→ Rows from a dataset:
———

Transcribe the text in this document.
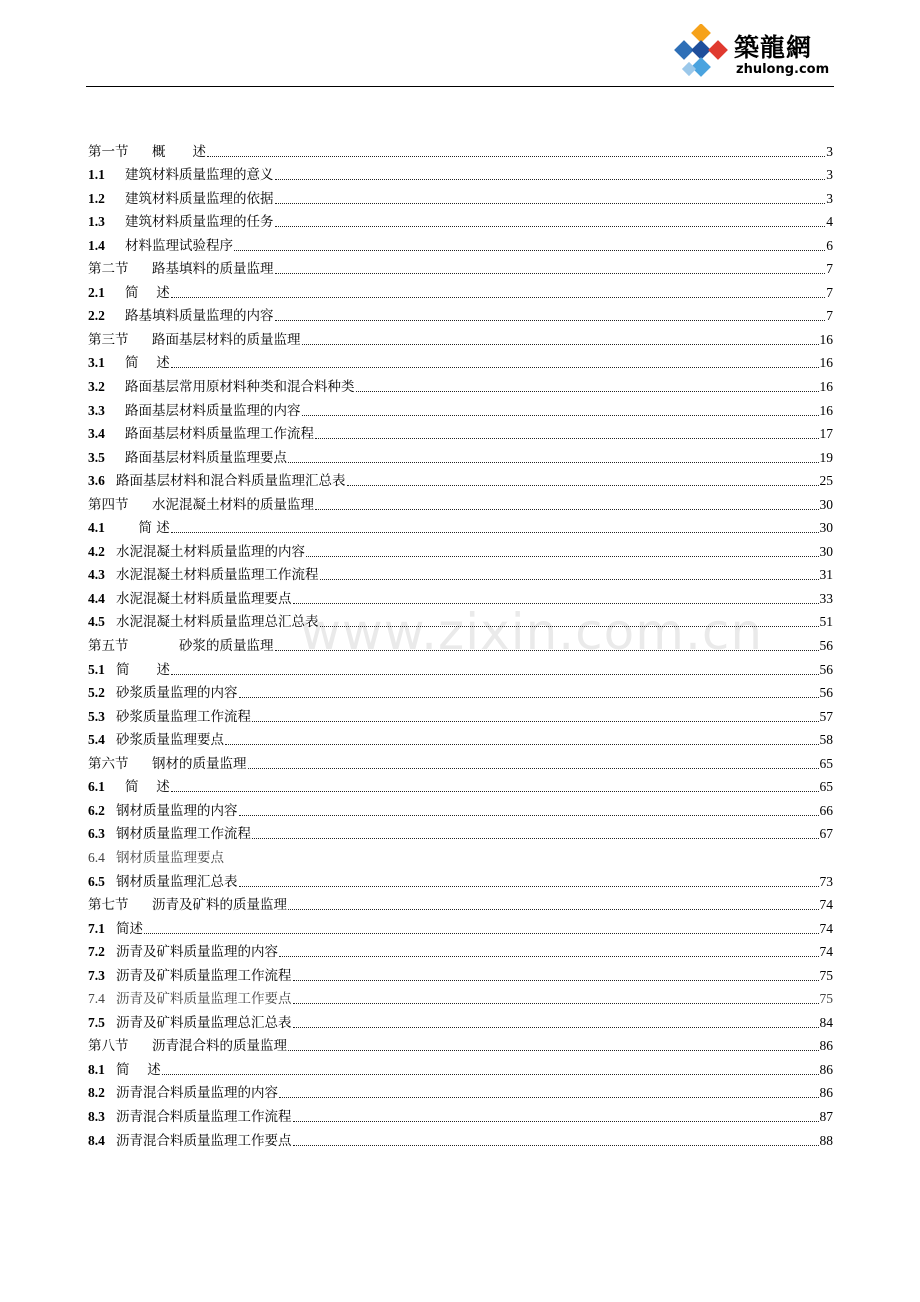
築龍網
zhulong.com
第一节	概　　述	3
1.1	建筑材料质量监理的意义	3
1.2	建筑材料质量监理的依据	3
1.3	建筑材料质量监理的任务	4
1.4	材料监理试验程序	6
第二节	路基填料的质量监理	7
2.1	简　 述	7
2.2	路基填料质量监理的内容	7
第三节	路面基层材料的质量监理	16
3.1	简　 述	16
3.2	路面基层常用原材料种类和混合料种类	16
3.3	路面基层材料质量监理的内容	16
3.4	路面基层材料质量监理工作流程	17
3.5	路面基层材料质量监理要点	19
3.6 路面基层材料和混合料质量监理汇总表	25
第四节	水泥混凝土材料的质量监理	30
4.1	　简 述	30
4.2 水泥混凝土材料质量监理的内容	30
4.3 水泥混凝土材料质量监理工作流程	31
4.4 水泥混凝土材料质量监理要点	33
4.5 水泥混凝土材料质量监理总汇总表	51
第五节	　　砂浆的质量监理	56
5.1 简　　述	56
5.2 砂浆质量监理的内容	56
5.3 砂浆质量监理工作流程	57
5.4 砂浆质量监理要点	58
第六节	钢材的质量监理	65
6.1	简　 述	65
6.2 钢材质量监理的内容	66
6.3 钢材质量监理工作流程	67
6.4 钢材质量监理要点
6.5 钢材质量监理汇总表	73
第七节	沥青及矿料的质量监理	74
7.1 简述	74
7.2 沥青及矿料质量监理的内容	74
7.3 沥青及矿料质量监理工作流程	75
7.4 沥青及矿料质量监理工作要点	75
7.5 沥青及矿料质量监理总汇总表	84
第八节	沥青混合料的质量监理	86
8.1 简　 述	86
8.2 沥青混合料质量监理的内容	86
8.3 沥青混合料质量监理工作流程	87
8.4 沥青混合料质量监理工作要点	88
www.zixin.com.cn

———

→ THE EXERCISE:
Omitting all images, retype each line of the records precisely.

→ ANSWER TO THIS TASK:
Transcribe the text in this document.
築龍網
zhulong.com
第一节	概　　述	3
1.1	建筑材料质量监理的意义	3
1.2	建筑材料质量监理的依据	3
1.3	建筑材料质量监理的任务	4
1.4	材料监理试验程序	6
第二节	路基填料的质量监理	7
2.1	简　 述	7
2.2	路基填料质量监理的内容	7
第三节	路面基层材料的质量监理	16
3.1	简　 述	16
3.2	路面基层常用原材料种类和混合料种类	16
3.3	路面基层材料质量监理的内容	16
3.4	路面基层材料质量监理工作流程	17
3.5	路面基层材料质量监理要点	19
3.6 路面基层材料和混合料质量监理汇总表	25
第四节	水泥混凝土材料的质量监理	30
4.1	　简 述	30
4.2 水泥混凝土材料质量监理的内容	30
4.3 水泥混凝土材料质量监理工作流程	31
4.4 水泥混凝土材料质量监理要点	33
4.5 水泥混凝土材料质量监理总汇总表	51
第五节	　　砂浆的质量监理	56
5.1 简　　述	56
5.2 砂浆质量监理的内容	56
5.3 砂浆质量监理工作流程	57
5.4 砂浆质量监理要点	58
第六节	钢材的质量监理	65
6.1	简　 述	65
6.2 钢材质量监理的内容	66
6.3 钢材质量监理工作流程	67
6.4 钢材质量监理要点
6.5 钢材质量监理汇总表	73
第七节	沥青及矿料的质量监理	74
7.1 简述	74
7.2 沥青及矿料质量监理的内容	74
7.3 沥青及矿料质量监理工作流程	75
7.4 沥青及矿料质量监理工作要点	75
7.5 沥青及矿料质量监理总汇总表	84
第八节	沥青混合料的质量监理	86
8.1 简　 述	86
8.2 沥青混合料质量监理的内容	86
8.3 沥青混合料质量监理工作流程	87
8.4 沥青混合料质量监理工作要点	88
www.zixin.com.cn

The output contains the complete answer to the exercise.